Element box rows:
※
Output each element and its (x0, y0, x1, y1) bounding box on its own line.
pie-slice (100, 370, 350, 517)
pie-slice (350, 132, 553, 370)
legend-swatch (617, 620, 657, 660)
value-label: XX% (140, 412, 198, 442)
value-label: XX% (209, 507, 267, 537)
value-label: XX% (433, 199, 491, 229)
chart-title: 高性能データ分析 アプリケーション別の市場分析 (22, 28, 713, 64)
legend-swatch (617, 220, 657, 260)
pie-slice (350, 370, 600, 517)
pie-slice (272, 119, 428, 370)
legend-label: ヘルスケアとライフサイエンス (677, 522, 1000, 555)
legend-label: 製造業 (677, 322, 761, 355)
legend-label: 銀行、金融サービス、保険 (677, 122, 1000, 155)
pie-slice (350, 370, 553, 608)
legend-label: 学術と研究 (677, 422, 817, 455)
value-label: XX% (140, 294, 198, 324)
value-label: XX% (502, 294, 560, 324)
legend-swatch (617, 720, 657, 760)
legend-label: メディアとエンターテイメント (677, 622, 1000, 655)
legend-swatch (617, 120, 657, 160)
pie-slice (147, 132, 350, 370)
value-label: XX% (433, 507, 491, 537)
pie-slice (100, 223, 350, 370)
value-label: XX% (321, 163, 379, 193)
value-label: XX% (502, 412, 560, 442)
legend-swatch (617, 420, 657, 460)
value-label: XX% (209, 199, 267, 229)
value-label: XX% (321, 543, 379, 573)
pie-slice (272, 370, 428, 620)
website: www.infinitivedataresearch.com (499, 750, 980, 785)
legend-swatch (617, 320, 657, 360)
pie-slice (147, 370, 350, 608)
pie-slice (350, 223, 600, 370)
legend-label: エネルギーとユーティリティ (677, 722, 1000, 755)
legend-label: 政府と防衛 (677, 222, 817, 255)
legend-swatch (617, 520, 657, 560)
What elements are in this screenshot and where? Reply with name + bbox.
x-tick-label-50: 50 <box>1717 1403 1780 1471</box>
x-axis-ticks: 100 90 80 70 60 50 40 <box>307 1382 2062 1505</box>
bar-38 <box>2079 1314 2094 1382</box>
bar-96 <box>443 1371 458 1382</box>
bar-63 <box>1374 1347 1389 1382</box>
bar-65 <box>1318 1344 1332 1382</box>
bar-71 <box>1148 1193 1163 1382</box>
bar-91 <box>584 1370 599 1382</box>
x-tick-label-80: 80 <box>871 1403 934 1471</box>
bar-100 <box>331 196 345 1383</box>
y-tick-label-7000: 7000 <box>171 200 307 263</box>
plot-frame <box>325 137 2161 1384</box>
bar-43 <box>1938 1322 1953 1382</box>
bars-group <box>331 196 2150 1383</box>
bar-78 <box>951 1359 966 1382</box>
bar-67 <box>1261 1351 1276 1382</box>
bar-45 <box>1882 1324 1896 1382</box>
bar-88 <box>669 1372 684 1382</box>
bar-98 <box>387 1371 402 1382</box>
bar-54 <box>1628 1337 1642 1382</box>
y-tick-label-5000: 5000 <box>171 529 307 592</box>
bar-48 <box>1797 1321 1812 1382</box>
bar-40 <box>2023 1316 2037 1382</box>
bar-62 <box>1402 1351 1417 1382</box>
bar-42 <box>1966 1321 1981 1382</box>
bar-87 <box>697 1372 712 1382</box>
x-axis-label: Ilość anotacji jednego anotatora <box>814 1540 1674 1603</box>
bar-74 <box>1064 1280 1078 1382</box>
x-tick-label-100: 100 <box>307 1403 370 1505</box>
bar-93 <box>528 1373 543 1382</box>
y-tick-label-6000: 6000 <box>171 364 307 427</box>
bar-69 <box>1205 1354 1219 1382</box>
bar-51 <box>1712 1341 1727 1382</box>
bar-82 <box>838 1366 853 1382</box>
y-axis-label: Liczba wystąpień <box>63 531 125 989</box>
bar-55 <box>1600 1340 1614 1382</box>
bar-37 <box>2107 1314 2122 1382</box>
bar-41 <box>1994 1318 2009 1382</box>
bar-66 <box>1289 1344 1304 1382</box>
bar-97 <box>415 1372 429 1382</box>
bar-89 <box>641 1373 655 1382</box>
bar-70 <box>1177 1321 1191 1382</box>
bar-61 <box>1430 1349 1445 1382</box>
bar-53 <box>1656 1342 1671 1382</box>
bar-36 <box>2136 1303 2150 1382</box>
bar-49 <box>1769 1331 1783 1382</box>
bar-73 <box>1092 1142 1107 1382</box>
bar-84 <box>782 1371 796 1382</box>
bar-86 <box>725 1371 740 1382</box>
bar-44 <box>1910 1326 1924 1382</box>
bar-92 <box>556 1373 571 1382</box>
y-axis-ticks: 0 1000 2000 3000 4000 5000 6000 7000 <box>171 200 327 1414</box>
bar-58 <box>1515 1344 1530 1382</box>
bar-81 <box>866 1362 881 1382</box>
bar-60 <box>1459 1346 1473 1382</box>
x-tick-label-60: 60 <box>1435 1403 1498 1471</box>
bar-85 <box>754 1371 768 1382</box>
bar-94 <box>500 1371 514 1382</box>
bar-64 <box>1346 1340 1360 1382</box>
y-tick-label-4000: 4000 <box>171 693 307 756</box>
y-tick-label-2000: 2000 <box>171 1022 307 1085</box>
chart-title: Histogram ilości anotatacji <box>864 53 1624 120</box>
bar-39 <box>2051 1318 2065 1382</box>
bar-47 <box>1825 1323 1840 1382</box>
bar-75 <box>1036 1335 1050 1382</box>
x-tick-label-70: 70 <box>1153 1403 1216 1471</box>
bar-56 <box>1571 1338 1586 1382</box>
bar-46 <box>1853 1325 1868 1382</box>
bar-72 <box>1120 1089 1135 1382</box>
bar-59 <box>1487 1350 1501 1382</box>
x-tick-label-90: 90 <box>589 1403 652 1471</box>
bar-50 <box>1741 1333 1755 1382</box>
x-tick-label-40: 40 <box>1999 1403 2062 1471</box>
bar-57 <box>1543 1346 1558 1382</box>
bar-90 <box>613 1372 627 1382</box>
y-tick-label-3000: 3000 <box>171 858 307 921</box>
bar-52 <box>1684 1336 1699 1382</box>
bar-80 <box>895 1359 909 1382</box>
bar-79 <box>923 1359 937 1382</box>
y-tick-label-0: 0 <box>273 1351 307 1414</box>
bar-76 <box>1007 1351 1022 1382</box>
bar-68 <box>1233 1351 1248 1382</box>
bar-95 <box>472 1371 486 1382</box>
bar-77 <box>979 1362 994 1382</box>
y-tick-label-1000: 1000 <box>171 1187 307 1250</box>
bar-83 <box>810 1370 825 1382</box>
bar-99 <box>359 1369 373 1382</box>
※
■ PROBLEM DESCRIPTION ■
Write out all of the rows above again, line for line, without changing a single character.

■ FINAL RESULT ■
Output each element and its (x0, y0, x1, y1) bounding box on its own line.
pie-slice (100, 370, 350, 517)
pie-slice (350, 132, 553, 370)
legend-swatch (617, 620, 657, 660)
value-label: XX% (140, 412, 198, 442)
value-label: XX% (209, 507, 267, 537)
value-label: XX% (433, 199, 491, 229)
chart-title: 高性能データ分析 アプリケーション別の市場分析 (22, 28, 713, 64)
legend-swatch (617, 220, 657, 260)
pie-slice (350, 370, 600, 517)
pie-slice (272, 119, 428, 370)
legend-label: ヘルスケアとライフサイエンス (677, 522, 1000, 555)
legend-label: 製造業 (677, 322, 761, 355)
legend-label: 銀行、金融サービス、保険 (677, 122, 1000, 155)
pie-slice (350, 370, 553, 608)
legend-label: 学術と研究 (677, 422, 817, 455)
value-label: XX% (140, 294, 198, 324)
value-label: XX% (502, 294, 560, 324)
legend-swatch (617, 720, 657, 760)
legend-label: メディアとエンターテイメント (677, 622, 1000, 655)
legend-swatch (617, 120, 657, 160)
pie-slice (147, 132, 350, 370)
value-label: XX% (433, 507, 491, 537)
pie-slice (100, 223, 350, 370)
value-label: XX% (321, 163, 379, 193)
value-label: XX% (502, 412, 560, 442)
legend-swatch (617, 420, 657, 460)
value-label: XX% (209, 199, 267, 229)
value-label: XX% (321, 543, 379, 573)
pie-slice (272, 370, 428, 620)
website: www.infinitivedataresearch.com (499, 750, 980, 785)
legend-swatch (617, 320, 657, 360)
pie-slice (147, 370, 350, 608)
pie-slice (350, 223, 600, 370)
legend-label: エネルギーとユーティリティ (677, 722, 1000, 755)
legend-label: 政府と防衛 (677, 222, 817, 255)
legend-swatch (617, 520, 657, 560)
What elements are in this screenshot and where? Reply with name + bbox.
x-tick-label-50: 50 <box>1717 1403 1780 1471</box>
x-axis-ticks: 100 90 80 70 60 50 40 <box>307 1382 2062 1505</box>
bar-38 <box>2079 1314 2094 1382</box>
bar-96 <box>443 1371 458 1382</box>
bar-63 <box>1374 1347 1389 1382</box>
bar-65 <box>1318 1344 1332 1382</box>
bar-71 <box>1148 1193 1163 1382</box>
bar-91 <box>584 1370 599 1382</box>
x-tick-label-80: 80 <box>871 1403 934 1471</box>
bar-100 <box>331 196 345 1383</box>
y-tick-label-7000: 7000 <box>171 200 307 263</box>
plot-frame <box>325 137 2161 1384</box>
bar-43 <box>1938 1322 1953 1382</box>
bars-group <box>331 196 2150 1383</box>
bar-78 <box>951 1359 966 1382</box>
bar-67 <box>1261 1351 1276 1382</box>
bar-45 <box>1882 1324 1896 1382</box>
bar-88 <box>669 1372 684 1382</box>
bar-98 <box>387 1371 402 1382</box>
bar-54 <box>1628 1337 1642 1382</box>
y-tick-label-5000: 5000 <box>171 529 307 592</box>
bar-48 <box>1797 1321 1812 1382</box>
bar-40 <box>2023 1316 2037 1382</box>
bar-62 <box>1402 1351 1417 1382</box>
bar-42 <box>1966 1321 1981 1382</box>
bar-87 <box>697 1372 712 1382</box>
x-axis-label: Ilość anotacji jednego anotatora <box>814 1540 1674 1603</box>
bar-74 <box>1064 1280 1078 1382</box>
x-tick-label-100: 100 <box>307 1403 370 1505</box>
bar-93 <box>528 1373 543 1382</box>
y-tick-label-6000: 6000 <box>171 364 307 427</box>
bar-69 <box>1205 1354 1219 1382</box>
bar-51 <box>1712 1341 1727 1382</box>
bar-82 <box>838 1366 853 1382</box>
y-axis-label: Liczba wystąpień <box>63 531 125 989</box>
bar-55 <box>1600 1340 1614 1382</box>
bar-37 <box>2107 1314 2122 1382</box>
bar-41 <box>1994 1318 2009 1382</box>
bar-66 <box>1289 1344 1304 1382</box>
bar-97 <box>415 1372 429 1382</box>
bar-89 <box>641 1373 655 1382</box>
bar-70 <box>1177 1321 1191 1382</box>
bar-61 <box>1430 1349 1445 1382</box>
bar-53 <box>1656 1342 1671 1382</box>
bar-36 <box>2136 1303 2150 1382</box>
bar-49 <box>1769 1331 1783 1382</box>
bar-73 <box>1092 1142 1107 1382</box>
bar-84 <box>782 1371 796 1382</box>
bar-86 <box>725 1371 740 1382</box>
bar-44 <box>1910 1326 1924 1382</box>
bar-92 <box>556 1373 571 1382</box>
y-axis-ticks: 0 1000 2000 3000 4000 5000 6000 7000 <box>171 200 327 1414</box>
bar-58 <box>1515 1344 1530 1382</box>
bar-81 <box>866 1362 881 1382</box>
bar-60 <box>1459 1346 1473 1382</box>
x-tick-label-60: 60 <box>1435 1403 1498 1471</box>
bar-85 <box>754 1371 768 1382</box>
bar-94 <box>500 1371 514 1382</box>
bar-64 <box>1346 1340 1360 1382</box>
y-tick-label-4000: 4000 <box>171 693 307 756</box>
y-tick-label-2000: 2000 <box>171 1022 307 1085</box>
chart-title: Histogram ilości anotatacji <box>864 53 1624 120</box>
bar-39 <box>2051 1318 2065 1382</box>
bar-47 <box>1825 1323 1840 1382</box>
bar-75 <box>1036 1335 1050 1382</box>
x-tick-label-70: 70 <box>1153 1403 1216 1471</box>
bar-56 <box>1571 1338 1586 1382</box>
bar-46 <box>1853 1325 1868 1382</box>
bar-72 <box>1120 1089 1135 1382</box>
bar-59 <box>1487 1350 1501 1382</box>
x-tick-label-90: 90 <box>589 1403 652 1471</box>
bar-50 <box>1741 1333 1755 1382</box>
x-tick-label-40: 40 <box>1999 1403 2062 1471</box>
bar-57 <box>1543 1346 1558 1382</box>
bar-90 <box>613 1372 627 1382</box>
y-tick-label-3000: 3000 <box>171 858 307 921</box>
bar-52 <box>1684 1336 1699 1382</box>
bar-80 <box>895 1359 909 1382</box>
bar-79 <box>923 1359 937 1382</box>
y-tick-label-0: 0 <box>273 1351 307 1414</box>
bar-76 <box>1007 1351 1022 1382</box>
bar-68 <box>1233 1351 1248 1382</box>
bar-95 <box>472 1371 486 1382</box>
bar-77 <box>979 1362 994 1382</box>
y-tick-label-1000: 1000 <box>171 1187 307 1250</box>
bar-83 <box>810 1370 825 1382</box>
bar-99 <box>359 1369 373 1382</box>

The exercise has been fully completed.